### Brief 1
For each statement, decide whether the running tips text below supports it. Answer yes or no, and quote the words from the text that settle it.
(a) The writer came to learn about cadence around the time of getting a first Garmin running watch.
(b) The writer finds that starting a run fast pays off on longer runs.
(c) The writer says that raising cadence has cut down on post-run strains.
### Brief 2
Return the part of the running tips text below that starts with "Think about cadence" and goes on through "hit the floor.".
### Brief 3
Take the running tips text below further, picking up after its last sentence.

* Start Text passage *

This has been perennially good advice which has worked for me since way back, and is coupled to the above. However fit I am, I always regret a fast start. It works much better for me (and it seems for many others too) to start off gently and for the first 1-2 miles to just stay really slow, right at the bottom end of my training heart rate (Zone 1 or 2). Even if you feel good, force yourself to stay at a nice slow pace. I find that after this time I can pick the pace up if I feel like it, and this will then do me well for longer runs. If on the other hand I start fast, I’m most often regretting it by mile 3 / 4!
Think about cadence
I didn’t properly research or understand cadence until about 2 years ago – it was probably when I got my first Garmin running watch that I did some reading and then discovered it is actually a widely talked about thing. Cadence (or SPM – strides per minute) is a posh way of saying “how fast your legs are going” which is itself a way of describing how often your feet hit the floor.
The “ideal” cadence often quoted is 180 bpm, which if you try it is extremely fast. When I first went out on a run and used my Garmin (which measures / displays cadence) to try and stick to anything even close to 180 I found it really quite weird – if you’ve never done this before then you have a natural “rhythm habit” to your running which is very hard to break, and it feels very unnatural at first to try and alter it. You’ll probably find that you have to change your stride length considerably in order to make your pace something reasonable for you, and you end up sort of tottering along feeling very strange about the whole thing 🙂
The obvious first question is why? Why alter your cadence anyway?
Well, for me increasing my cadence has had two obvious impacts. Firstly, it makes hills easier. If you’re taking tiny little steps, you’ll just feel better when you’re on a gradient. Secondly – and probably the thing that has had most impact on me – it radically reduces post-run strains and likelihood of injury.
Strains and urgh
As you get into a regular routine, and into understanding how best your body reacts to stretches / pace / cadence you’ll also probably start getting some twinges, and if you’re unlucky, some strains. You’ll find that there are some muscles that you are particularly prone to pulling. The biggies to watch out for in my experience are Achilles injuries (can range from a little twinge all the way up to something nasty enough that you have to give up running for 3-6+ months…), knee stuff and calves.
For Achilles, there’s an amazing (but also amazingly painful…) trick which can help with minor Achilles pain – sit down, cross your affected leg over the top of the other and then (gently now!) pinch your Achilles. Do it gently at first and move from top to bottom of the Achilles tendon. Now pinch a bit harder, and again move from top to bottom, pinching as you go. Do it as hard as you can bear – it can be insanely painful and the stuff of torture nightmares – but you will find that ultimately this really helps ease off an Achilles strain.

* End Text passage *
* Start Record list *

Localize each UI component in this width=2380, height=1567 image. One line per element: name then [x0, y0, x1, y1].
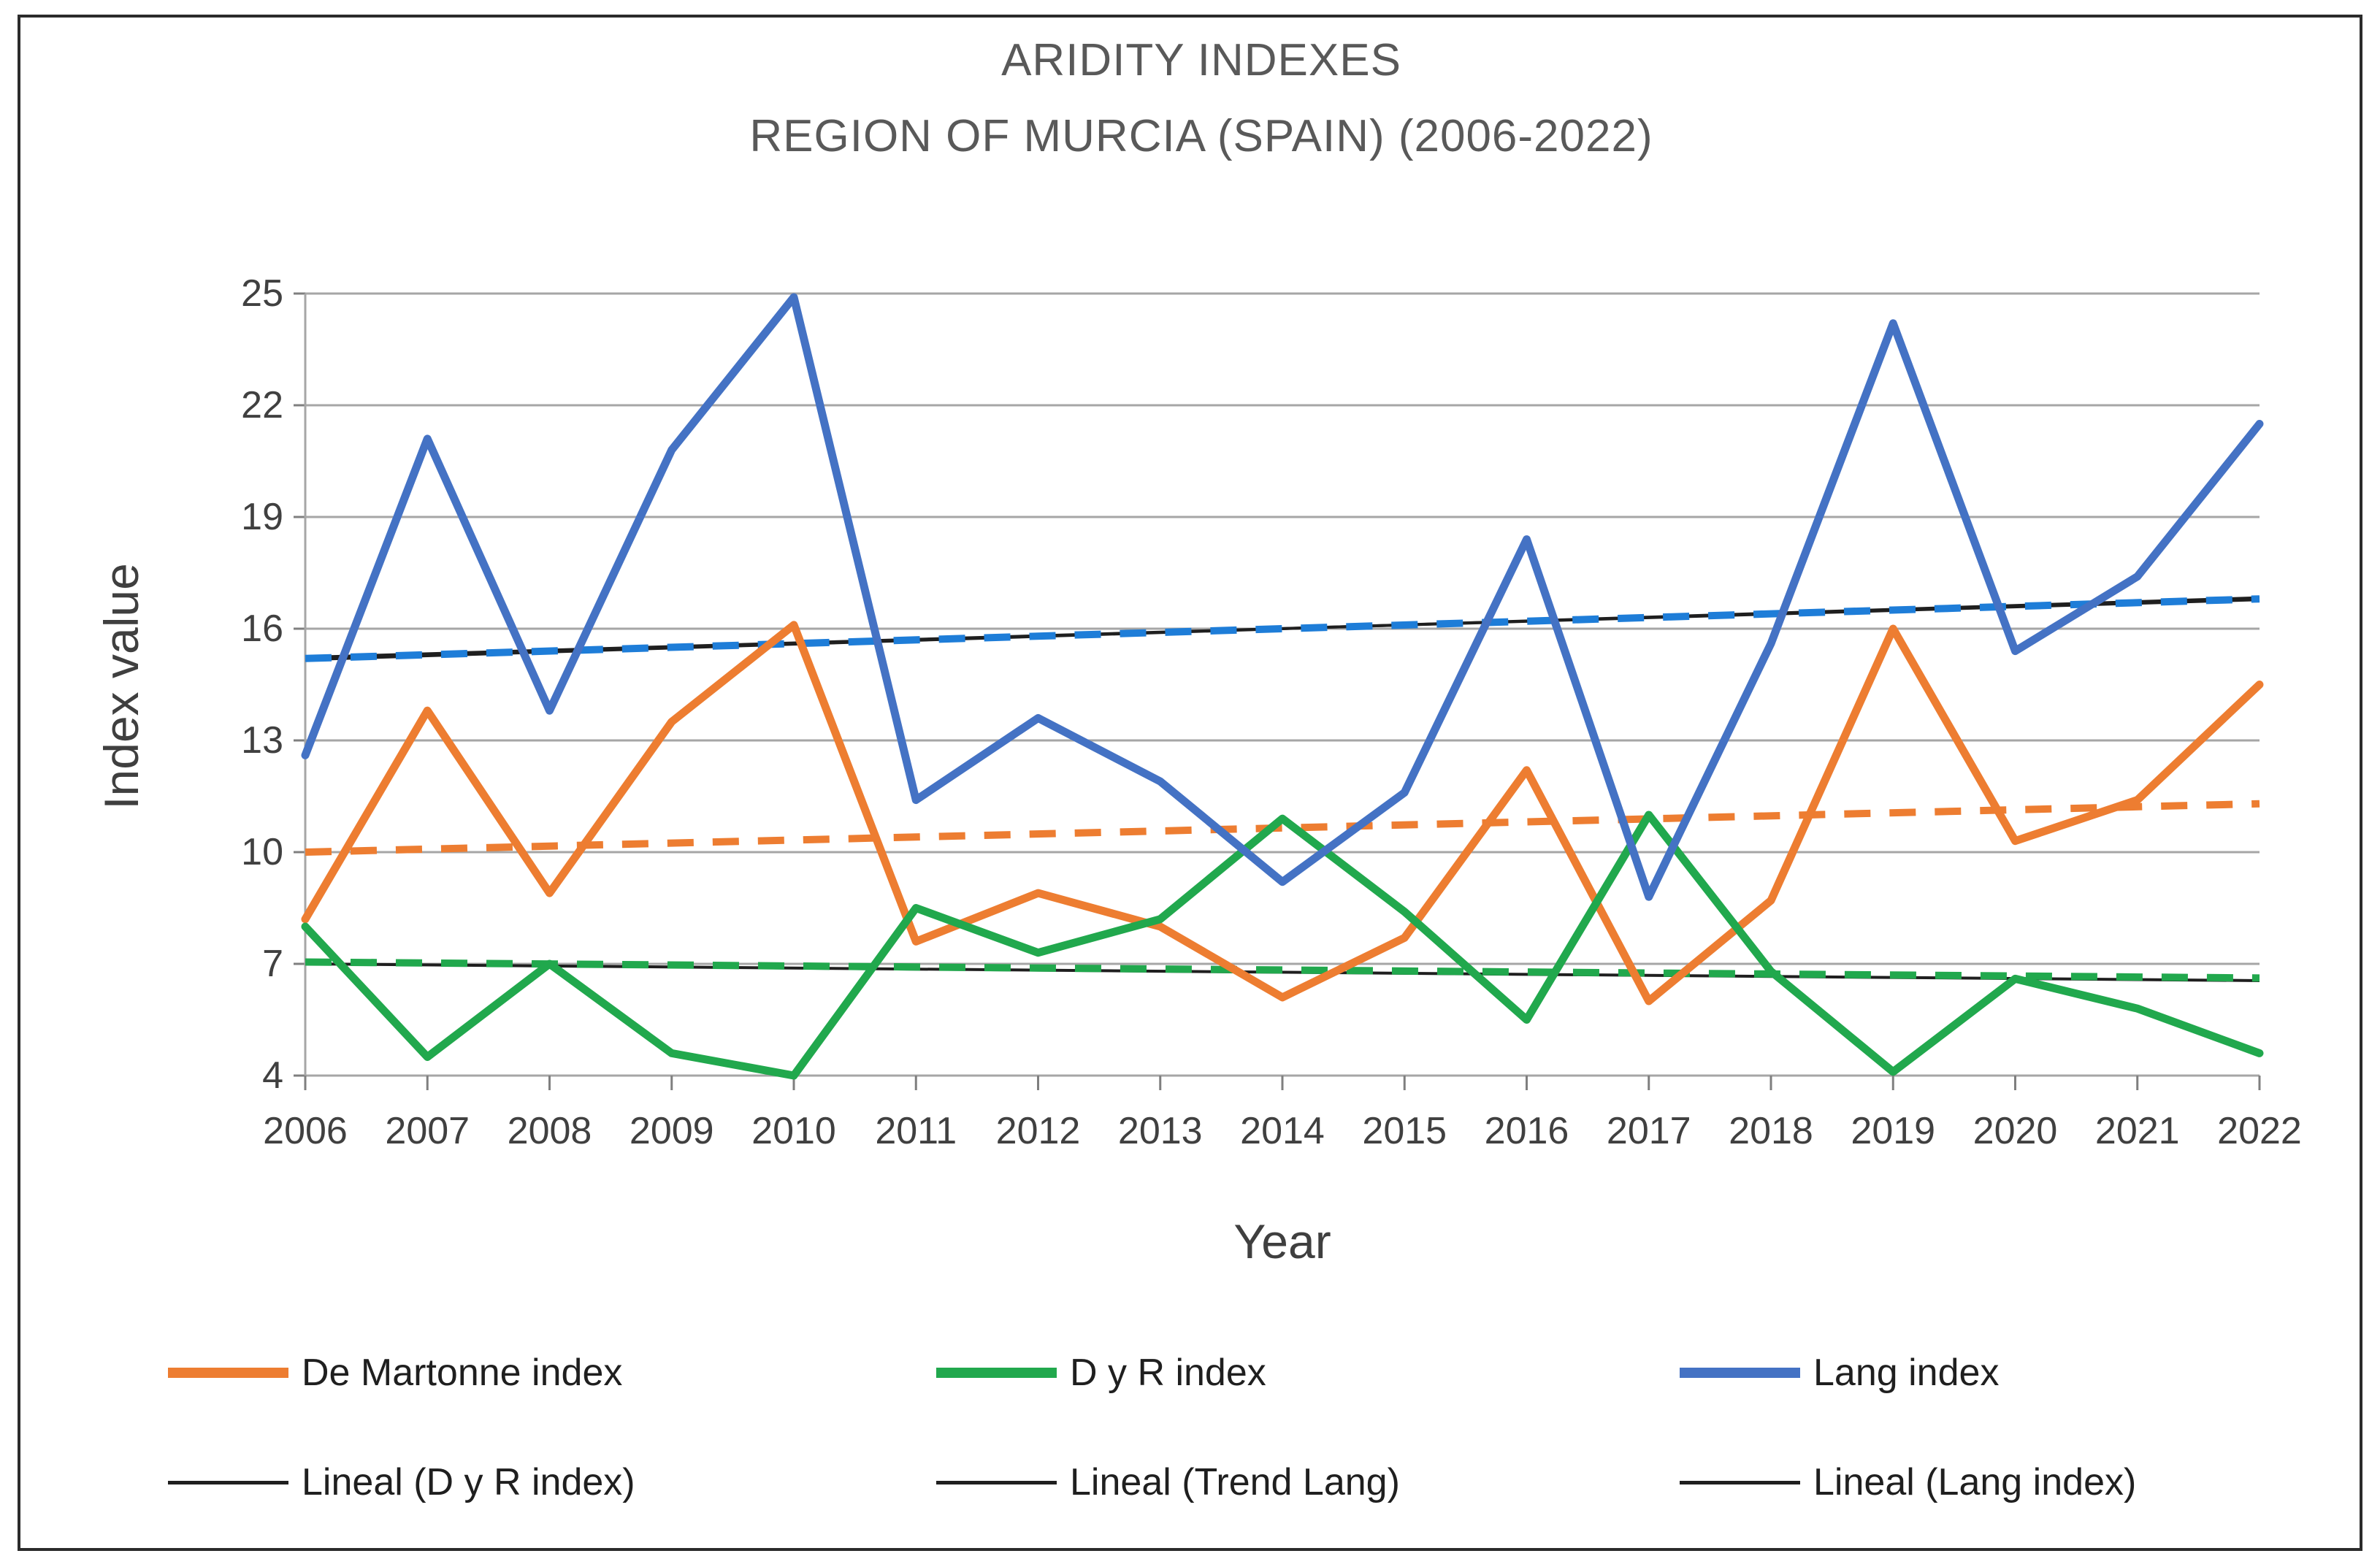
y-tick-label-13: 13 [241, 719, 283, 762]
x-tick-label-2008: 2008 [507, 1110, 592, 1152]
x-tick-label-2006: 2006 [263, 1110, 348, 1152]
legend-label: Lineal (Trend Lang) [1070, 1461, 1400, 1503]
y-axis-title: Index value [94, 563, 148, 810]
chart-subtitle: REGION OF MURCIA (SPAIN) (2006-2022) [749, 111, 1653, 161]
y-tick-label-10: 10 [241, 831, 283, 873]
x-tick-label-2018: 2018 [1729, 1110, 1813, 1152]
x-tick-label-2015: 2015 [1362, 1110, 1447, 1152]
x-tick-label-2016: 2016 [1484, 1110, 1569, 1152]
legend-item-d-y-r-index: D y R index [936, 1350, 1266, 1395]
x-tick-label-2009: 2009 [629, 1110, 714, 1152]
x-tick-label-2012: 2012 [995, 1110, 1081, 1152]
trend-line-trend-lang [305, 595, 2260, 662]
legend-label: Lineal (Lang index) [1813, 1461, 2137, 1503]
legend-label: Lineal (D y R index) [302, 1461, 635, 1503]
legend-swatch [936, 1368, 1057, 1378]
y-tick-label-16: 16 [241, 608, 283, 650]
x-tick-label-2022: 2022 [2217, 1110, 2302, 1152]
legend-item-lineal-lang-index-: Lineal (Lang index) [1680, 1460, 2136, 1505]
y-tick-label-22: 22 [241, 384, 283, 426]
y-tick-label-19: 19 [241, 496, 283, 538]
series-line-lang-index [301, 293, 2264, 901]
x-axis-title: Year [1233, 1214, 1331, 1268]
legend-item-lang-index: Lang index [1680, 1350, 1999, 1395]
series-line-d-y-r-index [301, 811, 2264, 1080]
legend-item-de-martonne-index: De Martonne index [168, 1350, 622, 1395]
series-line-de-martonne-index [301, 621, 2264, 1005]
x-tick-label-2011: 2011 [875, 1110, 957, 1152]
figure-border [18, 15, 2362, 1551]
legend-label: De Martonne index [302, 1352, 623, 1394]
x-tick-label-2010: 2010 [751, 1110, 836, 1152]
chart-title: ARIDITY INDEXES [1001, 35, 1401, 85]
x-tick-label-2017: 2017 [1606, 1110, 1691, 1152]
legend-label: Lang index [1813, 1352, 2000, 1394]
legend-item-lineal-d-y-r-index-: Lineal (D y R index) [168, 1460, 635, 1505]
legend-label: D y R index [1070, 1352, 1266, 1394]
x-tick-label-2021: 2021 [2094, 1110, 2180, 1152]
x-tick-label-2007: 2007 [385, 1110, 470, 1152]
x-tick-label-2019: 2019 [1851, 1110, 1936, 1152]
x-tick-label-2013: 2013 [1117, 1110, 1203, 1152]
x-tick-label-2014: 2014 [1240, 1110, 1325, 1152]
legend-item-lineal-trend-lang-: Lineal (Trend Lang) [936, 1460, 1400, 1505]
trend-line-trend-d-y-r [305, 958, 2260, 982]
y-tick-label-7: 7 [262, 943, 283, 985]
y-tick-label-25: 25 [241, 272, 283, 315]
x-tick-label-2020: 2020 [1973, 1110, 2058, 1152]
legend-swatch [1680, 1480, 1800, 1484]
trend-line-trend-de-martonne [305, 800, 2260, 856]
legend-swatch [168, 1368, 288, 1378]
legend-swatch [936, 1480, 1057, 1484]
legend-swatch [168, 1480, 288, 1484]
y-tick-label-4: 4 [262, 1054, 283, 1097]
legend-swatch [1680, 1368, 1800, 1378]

* End Record list *
* Start Record list *

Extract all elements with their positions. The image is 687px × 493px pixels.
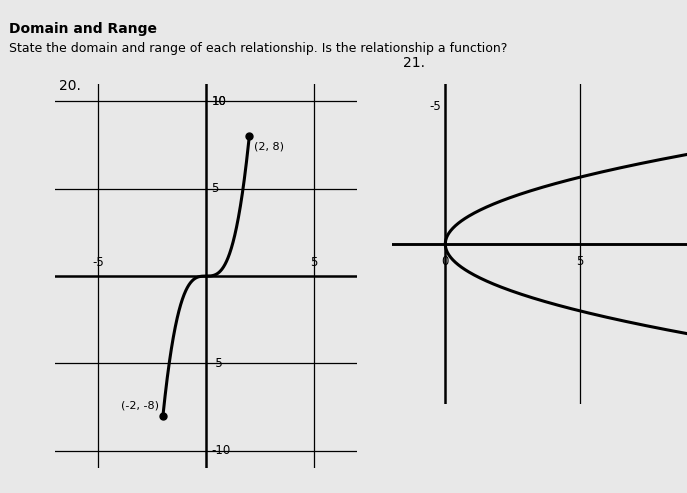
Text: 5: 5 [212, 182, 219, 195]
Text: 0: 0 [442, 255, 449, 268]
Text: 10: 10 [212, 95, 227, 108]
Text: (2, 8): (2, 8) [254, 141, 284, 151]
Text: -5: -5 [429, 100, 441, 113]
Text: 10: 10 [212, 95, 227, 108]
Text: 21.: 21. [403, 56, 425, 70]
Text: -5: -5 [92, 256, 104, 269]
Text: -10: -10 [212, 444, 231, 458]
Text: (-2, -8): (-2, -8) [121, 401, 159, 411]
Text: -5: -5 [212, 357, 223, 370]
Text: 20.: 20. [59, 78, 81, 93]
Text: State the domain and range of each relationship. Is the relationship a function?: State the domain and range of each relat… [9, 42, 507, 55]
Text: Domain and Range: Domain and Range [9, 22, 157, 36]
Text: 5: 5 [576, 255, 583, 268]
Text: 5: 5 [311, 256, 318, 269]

* End Record list *

### Written response 1
(a) Yes: "it was probably when I got my first Garmin running watch that I did some reading and then discovered it is actually a widely talked about thing"
(b) No: "However fit I am, I always regret a fast start."
(c) Yes: "it radically reduces post-run strains and likelihood of injury"

### Written response 2
Think about cadence
I didn’t properly research or understand cadence until about 2 years ago – it was probably when I got my first Garmin running watch that I did some reading and then discovered it is actually a widely talked about thing. Cadence (or SPM – strides per minute) is a posh way of saying “how fast your legs are going” which is itself a way of describing how often your feet hit the floor.

### Written response 3
For calves, a physio roller is your friend. I mean, it isn’t, it’ll hurt like buggery, but it will help!
For knees, there are various supports – I find the tubular cloth ones a bit weedy but have found something more substantial quite helpful.
Misc final bits
One of the biggest learnings for me as I’ve got fitter is not to overdo my pace. I can comfortably do 8:30 minute miles (be gentle with me, I’m not as young as I once was!), and from a purely aerobic point of view, I can also push myself up into 7:30 minute miles or faster – but – this is when strains happen. So although my aerobic fitness is plenty good enough to sustain this speed, my limbs and muscles just don’t like it. In other words, it’s easy to get carried away with your pace when you feel good, but you’ll probably regret it! Instead, if I’m feeling good and want to extend myself, I tend to do it by pushing out the distance rather than the pace.
I’ve also learnt to avoid running on one side of a road for too long if I can help it – cambers and “micro mountains” (kerb slopes), although slight, can be really quite straining – so I’d suggest alternating sides or avoiding where you can (stay safe, obviously!) so that your feet get a bit of variety.
I’ve spent no time at all talking about shoes. It’s a whole other post, but really as per above – do what feels ok for you. Find a running shop where you can put on the shoes and go take a trot around the block. Get advice about what suits your particular instep / foot width, pronation, etc – but just try stuff wherever you can. A good shoe will cost you north of £100, and it’s worth getting it right. I run a lot of variety underfoot (quite a lot of road / canal / footpath but also hills, coastal paths, etc) so my current favourite is a Hoka Challenger which is a good multi-use running shoe, but honestly – do whatever suits you. Just don’t cheap out!